**PROBLEM:**
Repeat each line word for word.

**DATA ENTRIES:**
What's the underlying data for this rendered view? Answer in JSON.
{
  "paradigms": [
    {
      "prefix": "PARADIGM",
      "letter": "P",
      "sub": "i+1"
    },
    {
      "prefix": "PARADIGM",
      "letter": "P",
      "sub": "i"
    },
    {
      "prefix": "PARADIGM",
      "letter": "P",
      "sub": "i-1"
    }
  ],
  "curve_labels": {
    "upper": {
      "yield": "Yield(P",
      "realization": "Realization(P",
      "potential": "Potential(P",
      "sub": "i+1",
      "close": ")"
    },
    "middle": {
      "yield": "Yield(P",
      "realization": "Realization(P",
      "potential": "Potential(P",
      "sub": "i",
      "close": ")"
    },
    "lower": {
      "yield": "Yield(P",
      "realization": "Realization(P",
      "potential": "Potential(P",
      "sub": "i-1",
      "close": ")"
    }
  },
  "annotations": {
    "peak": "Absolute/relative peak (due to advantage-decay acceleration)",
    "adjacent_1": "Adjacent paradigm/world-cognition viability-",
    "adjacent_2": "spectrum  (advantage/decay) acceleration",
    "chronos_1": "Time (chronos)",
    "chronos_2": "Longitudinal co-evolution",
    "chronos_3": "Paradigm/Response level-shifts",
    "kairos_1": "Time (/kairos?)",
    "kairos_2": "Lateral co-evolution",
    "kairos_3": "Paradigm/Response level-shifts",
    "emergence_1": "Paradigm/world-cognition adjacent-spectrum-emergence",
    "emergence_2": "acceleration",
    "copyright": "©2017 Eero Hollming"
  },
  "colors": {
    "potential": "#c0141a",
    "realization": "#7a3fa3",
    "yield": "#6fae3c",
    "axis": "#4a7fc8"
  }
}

**COMPLETE OUTPUT:**
What's the underlying data for this rendered view? Answer in JSON.
{
  "paradigms": [
    {
      "prefix": "PARADIGM",
      "letter": "P",
      "sub": "i+1"
    },
    {
      "prefix": "PARADIGM",
      "letter": "P",
      "sub": "i"
    },
    {
      "prefix": "PARADIGM",
      "letter": "P",
      "sub": "i-1"
    }
  ],
  "curve_labels": {
    "upper": {
      "yield": "Yield(P",
      "realization": "Realization(P",
      "potential": "Potential(P",
      "sub": "i+1",
      "close": ")"
    },
    "middle": {
      "yield": "Yield(P",
      "realization": "Realization(P",
      "potential": "Potential(P",
      "sub": "i",
      "close": ")"
    },
    "lower": {
      "yield": "Yield(P",
      "realization": "Realization(P",
      "potential": "Potential(P",
      "sub": "i-1",
      "close": ")"
    }
  },
  "annotations": {
    "peak": "Absolute/relative peak (due to advantage-decay acceleration)",
    "adjacent_1": "Adjacent paradigm/world-cognition viability-",
    "adjacent_2": "spectrum  (advantage/decay) acceleration",
    "chronos_1": "Time (chronos)",
    "chronos_2": "Longitudinal co-evolution",
    "chronos_3": "Paradigm/Response level-shifts",
    "kairos_1": "Time (/kairos?)",
    "kairos_2": "Lateral co-evolution",
    "kairos_3": "Paradigm/Response level-shifts",
    "emergence_1": "Paradigm/world-cognition adjacent-spectrum-emergence",
    "emergence_2": "acceleration",
    "copyright": "©2017 Eero Hollming"
  },
  "colors": {
    "potential": "#c0141a",
    "realization": "#7a3fa3",
    "yield": "#6fae3c",
    "axis": "#4a7fc8"
  }
}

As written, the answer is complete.